**EXERCISE REQUIREMENTS**. Return all lines where the word "offering" can be found.

**INPUT FOR THIS TASK**.

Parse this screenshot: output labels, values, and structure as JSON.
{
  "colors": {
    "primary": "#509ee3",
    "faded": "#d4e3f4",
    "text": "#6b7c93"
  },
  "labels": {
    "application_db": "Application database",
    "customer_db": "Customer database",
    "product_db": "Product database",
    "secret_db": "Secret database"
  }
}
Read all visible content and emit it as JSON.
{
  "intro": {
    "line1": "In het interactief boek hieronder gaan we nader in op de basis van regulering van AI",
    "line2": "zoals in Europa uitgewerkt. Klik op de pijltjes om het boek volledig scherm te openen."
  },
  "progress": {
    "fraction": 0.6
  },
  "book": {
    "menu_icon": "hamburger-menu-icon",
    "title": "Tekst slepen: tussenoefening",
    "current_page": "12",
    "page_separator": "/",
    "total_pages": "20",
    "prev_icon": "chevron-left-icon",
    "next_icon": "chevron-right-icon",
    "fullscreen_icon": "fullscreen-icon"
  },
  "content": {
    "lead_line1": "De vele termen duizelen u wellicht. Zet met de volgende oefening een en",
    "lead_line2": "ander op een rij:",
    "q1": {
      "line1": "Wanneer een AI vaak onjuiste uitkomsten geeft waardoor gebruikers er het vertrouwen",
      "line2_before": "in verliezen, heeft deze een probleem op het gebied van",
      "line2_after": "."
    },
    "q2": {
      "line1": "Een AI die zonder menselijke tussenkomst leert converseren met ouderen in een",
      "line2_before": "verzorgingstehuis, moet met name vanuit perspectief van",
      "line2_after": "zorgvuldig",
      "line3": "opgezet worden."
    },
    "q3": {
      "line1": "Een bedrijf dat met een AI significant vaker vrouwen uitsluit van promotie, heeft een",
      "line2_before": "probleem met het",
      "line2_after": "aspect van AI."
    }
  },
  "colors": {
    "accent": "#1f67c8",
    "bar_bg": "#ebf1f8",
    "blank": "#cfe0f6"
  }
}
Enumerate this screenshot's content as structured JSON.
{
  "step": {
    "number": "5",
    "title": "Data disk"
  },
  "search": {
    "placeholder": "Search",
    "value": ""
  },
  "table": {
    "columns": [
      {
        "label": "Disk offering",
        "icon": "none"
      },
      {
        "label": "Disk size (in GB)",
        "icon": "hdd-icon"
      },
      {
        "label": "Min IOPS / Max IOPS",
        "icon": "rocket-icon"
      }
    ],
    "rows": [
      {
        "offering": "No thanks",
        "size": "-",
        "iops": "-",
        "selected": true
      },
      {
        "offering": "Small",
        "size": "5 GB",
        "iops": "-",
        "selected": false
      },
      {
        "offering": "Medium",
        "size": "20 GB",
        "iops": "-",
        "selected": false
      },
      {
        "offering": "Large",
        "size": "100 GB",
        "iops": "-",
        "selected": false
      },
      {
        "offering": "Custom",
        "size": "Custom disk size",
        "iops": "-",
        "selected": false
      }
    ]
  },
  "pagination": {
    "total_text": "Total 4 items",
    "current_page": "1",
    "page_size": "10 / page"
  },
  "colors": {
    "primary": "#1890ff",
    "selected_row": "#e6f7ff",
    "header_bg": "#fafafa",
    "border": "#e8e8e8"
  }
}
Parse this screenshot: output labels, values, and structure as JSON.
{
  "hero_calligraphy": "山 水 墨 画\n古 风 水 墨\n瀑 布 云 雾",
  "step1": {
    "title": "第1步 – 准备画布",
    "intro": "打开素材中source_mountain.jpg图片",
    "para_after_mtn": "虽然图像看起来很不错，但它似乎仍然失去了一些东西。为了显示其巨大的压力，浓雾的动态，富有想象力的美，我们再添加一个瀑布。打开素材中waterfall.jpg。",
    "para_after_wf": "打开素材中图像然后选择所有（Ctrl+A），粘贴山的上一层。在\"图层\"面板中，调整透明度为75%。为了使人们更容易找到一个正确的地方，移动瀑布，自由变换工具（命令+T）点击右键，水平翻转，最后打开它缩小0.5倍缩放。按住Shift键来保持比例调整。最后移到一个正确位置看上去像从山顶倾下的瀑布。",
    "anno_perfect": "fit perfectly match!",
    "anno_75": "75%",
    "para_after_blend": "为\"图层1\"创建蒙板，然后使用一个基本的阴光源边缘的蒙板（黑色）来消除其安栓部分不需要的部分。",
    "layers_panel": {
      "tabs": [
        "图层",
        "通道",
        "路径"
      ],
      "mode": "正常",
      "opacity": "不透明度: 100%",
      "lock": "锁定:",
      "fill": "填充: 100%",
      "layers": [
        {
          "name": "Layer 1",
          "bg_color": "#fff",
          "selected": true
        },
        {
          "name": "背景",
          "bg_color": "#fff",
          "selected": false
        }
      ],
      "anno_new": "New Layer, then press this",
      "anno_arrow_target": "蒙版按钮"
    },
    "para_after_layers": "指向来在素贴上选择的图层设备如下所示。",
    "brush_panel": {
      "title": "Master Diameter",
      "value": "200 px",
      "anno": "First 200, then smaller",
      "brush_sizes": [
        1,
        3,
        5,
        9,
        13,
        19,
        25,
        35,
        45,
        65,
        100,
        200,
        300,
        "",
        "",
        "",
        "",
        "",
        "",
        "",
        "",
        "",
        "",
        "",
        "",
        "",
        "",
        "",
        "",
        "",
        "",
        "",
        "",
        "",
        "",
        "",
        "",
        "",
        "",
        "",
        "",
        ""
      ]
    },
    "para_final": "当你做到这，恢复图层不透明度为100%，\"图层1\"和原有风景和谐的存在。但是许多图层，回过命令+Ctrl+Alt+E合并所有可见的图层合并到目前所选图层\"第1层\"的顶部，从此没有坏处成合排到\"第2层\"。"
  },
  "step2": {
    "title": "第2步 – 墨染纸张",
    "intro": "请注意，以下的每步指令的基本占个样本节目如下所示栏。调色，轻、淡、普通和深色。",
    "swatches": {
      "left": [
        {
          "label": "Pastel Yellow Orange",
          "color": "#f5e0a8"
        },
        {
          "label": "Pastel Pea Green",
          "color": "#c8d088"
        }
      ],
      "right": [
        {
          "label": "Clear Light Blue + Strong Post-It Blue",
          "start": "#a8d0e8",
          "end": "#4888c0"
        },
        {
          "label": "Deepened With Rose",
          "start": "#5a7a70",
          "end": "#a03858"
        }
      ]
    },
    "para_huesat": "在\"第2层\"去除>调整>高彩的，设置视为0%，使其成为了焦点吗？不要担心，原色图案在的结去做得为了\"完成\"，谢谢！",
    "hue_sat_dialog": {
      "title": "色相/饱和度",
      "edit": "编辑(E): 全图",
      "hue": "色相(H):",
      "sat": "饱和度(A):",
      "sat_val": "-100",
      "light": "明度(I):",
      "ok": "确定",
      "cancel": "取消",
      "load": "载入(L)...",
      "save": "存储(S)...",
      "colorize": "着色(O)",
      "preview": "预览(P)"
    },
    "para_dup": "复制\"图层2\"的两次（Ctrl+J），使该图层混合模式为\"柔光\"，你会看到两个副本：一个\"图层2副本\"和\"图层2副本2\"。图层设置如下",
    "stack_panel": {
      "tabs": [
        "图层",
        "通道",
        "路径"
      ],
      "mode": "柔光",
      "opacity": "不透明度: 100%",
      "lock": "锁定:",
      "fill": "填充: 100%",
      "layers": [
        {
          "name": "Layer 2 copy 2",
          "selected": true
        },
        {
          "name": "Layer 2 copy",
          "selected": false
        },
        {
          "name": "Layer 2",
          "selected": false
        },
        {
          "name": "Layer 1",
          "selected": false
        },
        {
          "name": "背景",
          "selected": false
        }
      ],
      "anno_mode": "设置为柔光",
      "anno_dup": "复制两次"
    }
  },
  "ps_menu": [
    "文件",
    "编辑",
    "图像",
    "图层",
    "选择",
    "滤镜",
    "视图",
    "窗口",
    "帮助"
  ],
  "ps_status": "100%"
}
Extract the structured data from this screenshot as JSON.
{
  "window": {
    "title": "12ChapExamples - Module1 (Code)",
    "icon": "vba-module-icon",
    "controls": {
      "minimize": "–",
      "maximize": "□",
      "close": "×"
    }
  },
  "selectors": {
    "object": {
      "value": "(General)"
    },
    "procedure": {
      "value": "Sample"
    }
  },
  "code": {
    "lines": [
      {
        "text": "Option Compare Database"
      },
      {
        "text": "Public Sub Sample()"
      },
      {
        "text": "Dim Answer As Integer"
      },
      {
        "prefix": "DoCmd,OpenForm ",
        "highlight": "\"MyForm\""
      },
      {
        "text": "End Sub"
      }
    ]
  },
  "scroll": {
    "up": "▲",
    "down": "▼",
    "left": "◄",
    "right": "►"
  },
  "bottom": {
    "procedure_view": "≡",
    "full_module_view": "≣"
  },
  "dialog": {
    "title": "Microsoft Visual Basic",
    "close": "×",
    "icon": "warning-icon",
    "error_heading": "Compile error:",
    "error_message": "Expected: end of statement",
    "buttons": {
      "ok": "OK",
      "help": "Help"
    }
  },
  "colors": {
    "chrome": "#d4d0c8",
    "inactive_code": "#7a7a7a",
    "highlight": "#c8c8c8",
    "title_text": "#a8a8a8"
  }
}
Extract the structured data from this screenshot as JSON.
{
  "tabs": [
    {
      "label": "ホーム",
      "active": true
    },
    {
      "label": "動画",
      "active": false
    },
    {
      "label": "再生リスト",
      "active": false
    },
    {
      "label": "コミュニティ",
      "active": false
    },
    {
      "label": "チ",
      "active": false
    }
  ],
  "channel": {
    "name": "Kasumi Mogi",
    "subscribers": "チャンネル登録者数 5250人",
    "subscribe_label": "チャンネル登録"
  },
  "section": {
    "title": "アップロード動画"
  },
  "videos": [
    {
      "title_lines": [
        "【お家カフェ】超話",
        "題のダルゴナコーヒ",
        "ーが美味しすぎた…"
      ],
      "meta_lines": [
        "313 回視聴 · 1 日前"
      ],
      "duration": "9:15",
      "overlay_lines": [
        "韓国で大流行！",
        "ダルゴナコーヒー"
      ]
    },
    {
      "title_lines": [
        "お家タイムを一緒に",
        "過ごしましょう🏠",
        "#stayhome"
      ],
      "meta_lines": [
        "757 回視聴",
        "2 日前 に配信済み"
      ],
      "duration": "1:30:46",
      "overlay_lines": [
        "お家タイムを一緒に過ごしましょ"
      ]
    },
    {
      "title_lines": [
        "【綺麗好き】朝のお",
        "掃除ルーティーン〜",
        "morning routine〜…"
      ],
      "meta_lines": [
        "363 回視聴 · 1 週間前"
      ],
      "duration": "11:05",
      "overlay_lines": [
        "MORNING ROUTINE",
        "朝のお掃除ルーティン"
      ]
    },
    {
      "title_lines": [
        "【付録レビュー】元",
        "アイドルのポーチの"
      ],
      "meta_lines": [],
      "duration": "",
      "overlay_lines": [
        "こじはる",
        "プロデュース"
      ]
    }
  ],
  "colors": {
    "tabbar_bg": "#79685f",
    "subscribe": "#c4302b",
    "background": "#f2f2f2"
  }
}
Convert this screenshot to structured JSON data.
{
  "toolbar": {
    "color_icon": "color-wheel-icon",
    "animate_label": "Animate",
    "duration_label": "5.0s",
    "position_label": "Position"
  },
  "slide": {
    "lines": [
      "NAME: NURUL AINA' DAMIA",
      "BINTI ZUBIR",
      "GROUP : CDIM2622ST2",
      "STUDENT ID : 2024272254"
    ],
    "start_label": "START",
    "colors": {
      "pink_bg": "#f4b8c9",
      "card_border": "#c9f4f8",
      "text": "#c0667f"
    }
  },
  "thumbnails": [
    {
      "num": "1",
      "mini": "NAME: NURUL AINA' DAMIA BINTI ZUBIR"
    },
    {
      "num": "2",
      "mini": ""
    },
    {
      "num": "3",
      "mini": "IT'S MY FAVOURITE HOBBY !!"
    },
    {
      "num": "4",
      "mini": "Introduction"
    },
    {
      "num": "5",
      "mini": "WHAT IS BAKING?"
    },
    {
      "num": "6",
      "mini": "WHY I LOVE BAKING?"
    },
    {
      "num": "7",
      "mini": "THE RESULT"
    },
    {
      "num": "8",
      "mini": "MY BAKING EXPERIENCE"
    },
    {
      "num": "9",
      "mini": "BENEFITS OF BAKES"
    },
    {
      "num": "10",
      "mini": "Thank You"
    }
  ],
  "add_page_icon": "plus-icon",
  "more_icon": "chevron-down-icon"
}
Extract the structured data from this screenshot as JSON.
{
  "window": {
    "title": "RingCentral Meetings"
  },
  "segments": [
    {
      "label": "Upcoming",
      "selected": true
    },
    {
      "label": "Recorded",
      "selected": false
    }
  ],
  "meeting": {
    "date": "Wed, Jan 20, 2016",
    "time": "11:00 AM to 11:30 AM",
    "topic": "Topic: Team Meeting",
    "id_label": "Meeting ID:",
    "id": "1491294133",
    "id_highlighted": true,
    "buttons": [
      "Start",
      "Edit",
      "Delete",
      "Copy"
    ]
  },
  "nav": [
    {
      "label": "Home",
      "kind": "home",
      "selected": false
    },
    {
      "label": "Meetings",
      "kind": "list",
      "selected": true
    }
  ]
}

**REPLY TO THE TASK**.
        "label": "Disk offering",
        "offering": "No thanks",
        "offering": "Small",
        "offering": "Medium",
        "offering": "Large",
        "offering": "Custom",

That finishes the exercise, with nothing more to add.